*** 本文抜粋

2024年4月25日、TOPPANホールディングス株式会社は、資本業務提携先であり、スモールビジネスを対象としたLINEで完結するオンラインショップのECプラットフォーム「BuyChat」を提供するスタートアップである、株式会社Chai(以下「Chai」)と共同で「コミュニケーションの新潮流〜スモールビジネスで世界を彩る〜」と題したセミナーを開催しました。登壇したのはChaiの西澤理花代表と、デジタルプリントを使った小ロット製造が可能なパッケージ通販サイト「EASY ORDER PACK」を牽引するTOPPAN株式会社執行役員 九州事業部長 吉田幸司と、同課長の南浩紀です。
セミナーでは両サービスの紹介に加え、近年の消費者の変化がスモールビジネスに及ぼす影響から、一貫した体験を提供することの重要性とその方法などを語り合いました。
(左から)TOPPAN(株) 南 浩紀、Chai 西澤 理花氏、TOPPAN(株) 吉田 幸司
LINEで完結するオンラインショップ「BuyChat」
2社の対談の様子を紹介する前に、両社の事業を確認しましょう。

******
*** 項目一覧

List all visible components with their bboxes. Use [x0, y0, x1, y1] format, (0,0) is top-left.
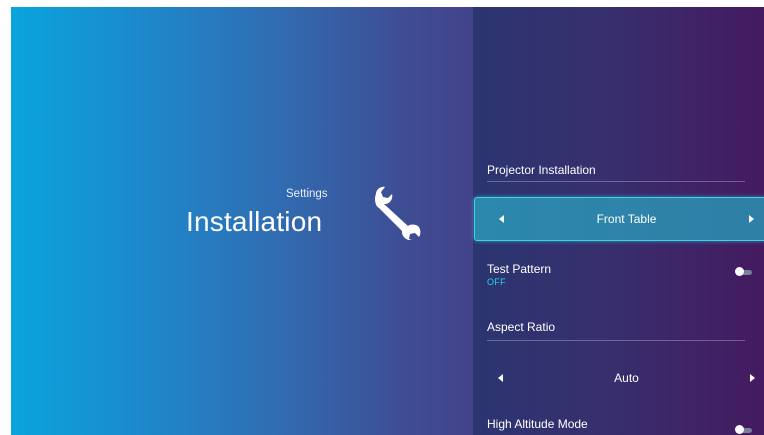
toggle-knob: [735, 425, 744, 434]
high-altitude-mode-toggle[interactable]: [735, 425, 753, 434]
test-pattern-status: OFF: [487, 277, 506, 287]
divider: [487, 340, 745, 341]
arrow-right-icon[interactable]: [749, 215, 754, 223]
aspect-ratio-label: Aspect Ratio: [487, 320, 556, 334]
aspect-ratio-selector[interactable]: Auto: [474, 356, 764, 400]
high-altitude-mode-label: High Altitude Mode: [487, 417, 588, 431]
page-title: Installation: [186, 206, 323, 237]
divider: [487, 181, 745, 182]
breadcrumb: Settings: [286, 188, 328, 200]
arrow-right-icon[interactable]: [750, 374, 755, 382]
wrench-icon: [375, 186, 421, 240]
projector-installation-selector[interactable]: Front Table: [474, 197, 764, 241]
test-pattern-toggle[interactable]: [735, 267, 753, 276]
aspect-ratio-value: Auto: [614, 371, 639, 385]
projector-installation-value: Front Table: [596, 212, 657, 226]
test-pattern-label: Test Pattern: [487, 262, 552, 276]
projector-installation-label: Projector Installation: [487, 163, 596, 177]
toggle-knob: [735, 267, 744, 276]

******

課題 » TOPPANとChaiが共同開催したセミナーについての本文を、最後の文に続けて書き進めなさい。

解答 »
Chaiが提供する「BuyChat」は、LINEで完結するオンラインショップのECプラットフォーム。「商品をオンラインで売る」という機能を備えていることはもちろん、顧客エンゲージメントの向上やおもてなしにフォーカスを置いています。購買体験を通じてスモールビジネスならではの良さを顧客に提供することで、売上向上にも寄与。初期費用無料の手数料モデルのため、気軽に始められるのも特徴です。
一昔前まで、商品に求められるのは「商品力」でした。しかしリーズナブルで高品質の商品が溢れる現代において、商品そのものの価値だけで戦うことは難しくなっています。そのため近年では、付加価値としての優れた購買体験が重視されるようになってきました。特にスモールビジネスにおいては、顧客一人ひとりとのコミュニケーションやニーズへの対応が他社との差別化に繋がっています。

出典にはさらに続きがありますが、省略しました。